*** Dataset ***
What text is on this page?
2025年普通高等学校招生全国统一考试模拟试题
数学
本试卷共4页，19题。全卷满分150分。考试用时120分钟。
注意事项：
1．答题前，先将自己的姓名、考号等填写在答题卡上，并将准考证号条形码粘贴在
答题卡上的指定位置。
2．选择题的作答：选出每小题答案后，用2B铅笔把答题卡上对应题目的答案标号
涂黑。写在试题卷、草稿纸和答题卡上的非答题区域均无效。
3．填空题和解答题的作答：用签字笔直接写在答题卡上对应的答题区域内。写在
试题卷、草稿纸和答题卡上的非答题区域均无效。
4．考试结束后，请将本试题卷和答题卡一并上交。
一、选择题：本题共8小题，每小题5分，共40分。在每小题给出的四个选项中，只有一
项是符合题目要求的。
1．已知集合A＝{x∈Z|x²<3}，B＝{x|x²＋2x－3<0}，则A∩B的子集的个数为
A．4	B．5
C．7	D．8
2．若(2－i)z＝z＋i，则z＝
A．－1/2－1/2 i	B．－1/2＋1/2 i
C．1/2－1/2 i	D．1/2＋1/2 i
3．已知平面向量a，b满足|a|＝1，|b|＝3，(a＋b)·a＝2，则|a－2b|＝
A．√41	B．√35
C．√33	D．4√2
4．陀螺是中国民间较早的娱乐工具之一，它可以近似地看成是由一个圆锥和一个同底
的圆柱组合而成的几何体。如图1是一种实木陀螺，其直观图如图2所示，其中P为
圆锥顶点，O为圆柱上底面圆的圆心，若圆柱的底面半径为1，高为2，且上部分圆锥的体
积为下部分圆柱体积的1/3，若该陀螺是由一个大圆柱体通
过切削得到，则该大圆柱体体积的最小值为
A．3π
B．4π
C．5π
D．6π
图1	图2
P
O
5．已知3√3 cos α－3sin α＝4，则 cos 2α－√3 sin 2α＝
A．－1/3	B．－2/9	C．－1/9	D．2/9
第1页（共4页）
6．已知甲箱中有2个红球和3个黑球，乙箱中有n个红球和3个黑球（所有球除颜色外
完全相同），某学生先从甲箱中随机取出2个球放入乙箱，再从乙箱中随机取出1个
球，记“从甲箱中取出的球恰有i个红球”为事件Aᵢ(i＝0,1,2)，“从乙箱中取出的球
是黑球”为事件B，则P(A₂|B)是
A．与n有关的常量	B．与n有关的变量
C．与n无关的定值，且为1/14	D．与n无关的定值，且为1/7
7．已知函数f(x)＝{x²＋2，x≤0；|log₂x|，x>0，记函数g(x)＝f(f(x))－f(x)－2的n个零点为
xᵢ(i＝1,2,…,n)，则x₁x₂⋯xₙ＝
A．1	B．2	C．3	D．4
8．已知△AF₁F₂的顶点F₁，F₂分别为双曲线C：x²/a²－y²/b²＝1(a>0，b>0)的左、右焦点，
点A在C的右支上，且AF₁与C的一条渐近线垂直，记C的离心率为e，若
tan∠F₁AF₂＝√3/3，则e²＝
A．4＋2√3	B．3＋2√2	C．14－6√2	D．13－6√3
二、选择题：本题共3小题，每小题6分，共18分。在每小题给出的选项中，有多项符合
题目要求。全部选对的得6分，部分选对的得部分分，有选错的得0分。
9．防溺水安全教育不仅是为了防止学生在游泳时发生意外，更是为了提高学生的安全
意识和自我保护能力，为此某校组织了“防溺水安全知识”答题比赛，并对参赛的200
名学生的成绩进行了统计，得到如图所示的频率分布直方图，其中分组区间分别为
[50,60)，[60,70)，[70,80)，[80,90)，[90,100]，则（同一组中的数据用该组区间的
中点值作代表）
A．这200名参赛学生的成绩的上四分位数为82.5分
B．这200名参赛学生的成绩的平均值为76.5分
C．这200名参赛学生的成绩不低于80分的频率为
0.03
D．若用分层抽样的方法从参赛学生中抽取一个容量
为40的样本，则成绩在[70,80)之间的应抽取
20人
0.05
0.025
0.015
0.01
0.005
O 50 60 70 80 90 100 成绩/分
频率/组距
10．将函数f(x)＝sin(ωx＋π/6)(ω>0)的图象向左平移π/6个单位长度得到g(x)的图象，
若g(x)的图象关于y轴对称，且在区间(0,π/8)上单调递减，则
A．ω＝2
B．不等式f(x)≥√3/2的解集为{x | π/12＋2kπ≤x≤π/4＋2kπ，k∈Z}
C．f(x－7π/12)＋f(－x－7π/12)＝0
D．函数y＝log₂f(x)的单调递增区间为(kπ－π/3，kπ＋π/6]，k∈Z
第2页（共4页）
***
Exercise instructions
Return all the data above once more, precisely as given.

Result of the task
What text is on this page?
2025年普通高等学校招生全国统一考试模拟试题
数学
本试卷共4页，19题。全卷满分150分。考试用时120分钟。
注意事项：
1．答题前，先将自己的姓名、考号等填写在答题卡上，并将准考证号条形码粘贴在
答题卡上的指定位置。
2．选择题的作答：选出每小题答案后，用2B铅笔把答题卡上对应题目的答案标号
涂黑。写在试题卷、草稿纸和答题卡上的非答题区域均无效。
3．填空题和解答题的作答：用签字笔直接写在答题卡上对应的答题区域内。写在
试题卷、草稿纸和答题卡上的非答题区域均无效。
4．考试结束后，请将本试题卷和答题卡一并上交。
一、选择题：本题共8小题，每小题5分，共40分。在每小题给出的四个选项中，只有一
项是符合题目要求的。
1．已知集合A＝{x∈Z|x²<3}，B＝{x|x²＋2x－3<0}，则A∩B的子集的个数为
A．4	B．5
C．7	D．8
2．若(2－i)z＝z＋i，则z＝
A．－1/2－1/2 i	B．－1/2＋1/2 i
C．1/2－1/2 i	D．1/2＋1/2 i
3．已知平面向量a，b满足|a|＝1，|b|＝3，(a＋b)·a＝2，则|a－2b|＝
A．√41	B．√35
C．√33	D．4√2
4．陀螺是中国民间较早的娱乐工具之一，它可以近似地看成是由一个圆锥和一个同底
的圆柱组合而成的几何体。如图1是一种实木陀螺，其直观图如图2所示，其中P为
圆锥顶点，O为圆柱上底面圆的圆心，若圆柱的底面半径为1，高为2，且上部分圆锥的体
积为下部分圆柱体积的1/3，若该陀螺是由一个大圆柱体通
过切削得到，则该大圆柱体体积的最小值为
A．3π
B．4π
C．5π
D．6π
图1	图2
P
O
5．已知3√3 cos α－3sin α＝4，则 cos 2α－√3 sin 2α＝
A．－1/3	B．－2/9	C．－1/9	D．2/9
第1页（共4页）
6．已知甲箱中有2个红球和3个黑球，乙箱中有n个红球和3个黑球（所有球除颜色外
完全相同），某学生先从甲箱中随机取出2个球放入乙箱，再从乙箱中随机取出1个
球，记“从甲箱中取出的球恰有i个红球”为事件Aᵢ(i＝0,1,2)，“从乙箱中取出的球
是黑球”为事件B，则P(A₂|B)是
A．与n有关的常量	B．与n有关的变量
C．与n无关的定值，且为1/14	D．与n无关的定值，且为1/7
7．已知函数f(x)＝{x²＋2，x≤0；|log₂x|，x>0，记函数g(x)＝f(f(x))－f(x)－2的n个零点为
xᵢ(i＝1,2,…,n)，则x₁x₂⋯xₙ＝
A．1	B．2	C．3	D．4
8．已知△AF₁F₂的顶点F₁，F₂分别为双曲线C：x²/a²－y²/b²＝1(a>0，b>0)的左、右焦点，
点A在C的右支上，且AF₁与C的一条渐近线垂直，记C的离心率为e，若
tan∠F₁AF₂＝√3/3，则e²＝
A．4＋2√3	B．3＋2√2	C．14－6√2	D．13－6√3
二、选择题：本题共3小题，每小题6分，共18分。在每小题给出的选项中，有多项符合
题目要求。全部选对的得6分，部分选对的得部分分，有选错的得0分。
9．防溺水安全教育不仅是为了防止学生在游泳时发生意外，更是为了提高学生的安全
意识和自我保护能力，为此某校组织了“防溺水安全知识”答题比赛，并对参赛的200
名学生的成绩进行了统计，得到如图所示的频率分布直方图，其中分组区间分别为
[50,60)，[60,70)，[70,80)，[80,90)，[90,100]，则（同一组中的数据用该组区间的
中点值作代表）
A．这200名参赛学生的成绩的上四分位数为82.5分
B．这200名参赛学生的成绩的平均值为76.5分
C．这200名参赛学生的成绩不低于80分的频率为
0.03
D．若用分层抽样的方法从参赛学生中抽取一个容量
为40的样本，则成绩在[70,80)之间的应抽取
20人
0.05
0.025
0.015
0.01
0.005
O 50 60 70 80 90 100 成绩/分
频率/组距
10．将函数f(x)＝sin(ωx＋π/6)(ω>0)的图象向左平移π/6个单位长度得到g(x)的图象，
若g(x)的图象关于y轴对称，且在区间(0,π/8)上单调递减，则
A．ω＝2
B．不等式f(x)≥√3/2的解集为{x | π/12＋2kπ≤x≤π/4＋2kπ，k∈Z}
C．f(x－7π/12)＋f(－x－7π/12)＝0
D．函数y＝log₂f(x)的单调递增区间为(kπ－π/3，kπ＋π/6]，k∈Z
第2页（共4页）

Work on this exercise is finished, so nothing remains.